=== Job ===
Here are some entries; quote each one exactly.

=== Recorded information ===
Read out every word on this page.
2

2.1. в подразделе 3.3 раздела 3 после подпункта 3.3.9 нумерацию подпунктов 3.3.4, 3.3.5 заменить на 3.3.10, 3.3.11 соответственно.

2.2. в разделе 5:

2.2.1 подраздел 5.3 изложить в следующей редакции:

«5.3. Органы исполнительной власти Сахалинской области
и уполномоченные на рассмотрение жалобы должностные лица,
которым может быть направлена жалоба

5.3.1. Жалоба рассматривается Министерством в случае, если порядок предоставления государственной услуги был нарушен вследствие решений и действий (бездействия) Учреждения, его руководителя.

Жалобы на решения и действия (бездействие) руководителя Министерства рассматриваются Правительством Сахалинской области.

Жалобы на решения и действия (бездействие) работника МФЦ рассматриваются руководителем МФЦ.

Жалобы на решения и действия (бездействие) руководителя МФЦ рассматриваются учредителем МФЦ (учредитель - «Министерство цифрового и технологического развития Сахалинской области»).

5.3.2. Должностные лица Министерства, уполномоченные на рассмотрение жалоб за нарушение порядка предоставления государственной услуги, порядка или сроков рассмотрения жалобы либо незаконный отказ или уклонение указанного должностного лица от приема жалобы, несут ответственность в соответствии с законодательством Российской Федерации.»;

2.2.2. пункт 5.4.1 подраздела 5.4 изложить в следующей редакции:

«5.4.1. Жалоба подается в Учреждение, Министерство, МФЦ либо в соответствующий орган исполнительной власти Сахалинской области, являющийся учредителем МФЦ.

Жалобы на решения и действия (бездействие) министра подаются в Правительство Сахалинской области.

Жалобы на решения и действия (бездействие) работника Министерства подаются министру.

=== Solution for this exercise ===
Read out every word on this page.
2

2.1. в подразделе 3.3 раздела 3 после подпункта 3.3.9 нумерацию подпунктов 3.3.4, 3.3.5 заменить на 3.3.10, 3.3.11 соответственно.

2.2. в разделе 5:

2.2.1 подраздел 5.3 изложить в следующей редакции:

«5.3. Органы исполнительной власти Сахалинской области
и уполномоченные на рассмотрение жалобы должностные лица,
которым может быть направлена жалоба

5.3.1. Жалоба рассматривается Министерством в случае, если порядок предоставления государственной услуги был нарушен вследствие решений и действий (бездействия) Учреждения, его руководителя.

Жалобы на решения и действия (бездействие) руководителя Министерства рассматриваются Правительством Сахалинской области.

Жалобы на решения и действия (бездействие) работника МФЦ рассматриваются руководителем МФЦ.

Жалобы на решения и действия (бездействие) руководителя МФЦ рассматриваются учредителем МФЦ (учредитель - «Министерство цифрового и технологического развития Сахалинской области»).

5.3.2. Должностные лица Министерства, уполномоченные на рассмотрение жалоб за нарушение порядка предоставления государственной услуги, порядка или сроков рассмотрения жалобы либо незаконный отказ или уклонение указанного должностного лица от приема жалобы, несут ответственность в соответствии с законодательством Российской Федерации.»;

2.2.2. пункт 5.4.1 подраздела 5.4 изложить в следующей редакции:

«5.4.1. Жалоба подается в Учреждение, Министерство, МФЦ либо в соответствующий орган исполнительной власти Сахалинской области, являющийся учредителем МФЦ.

Жалобы на решения и действия (бездействие) министра подаются в Правительство Сахалинской области.

Жалобы на решения и действия (бездействие) работника Министерства подаются министру.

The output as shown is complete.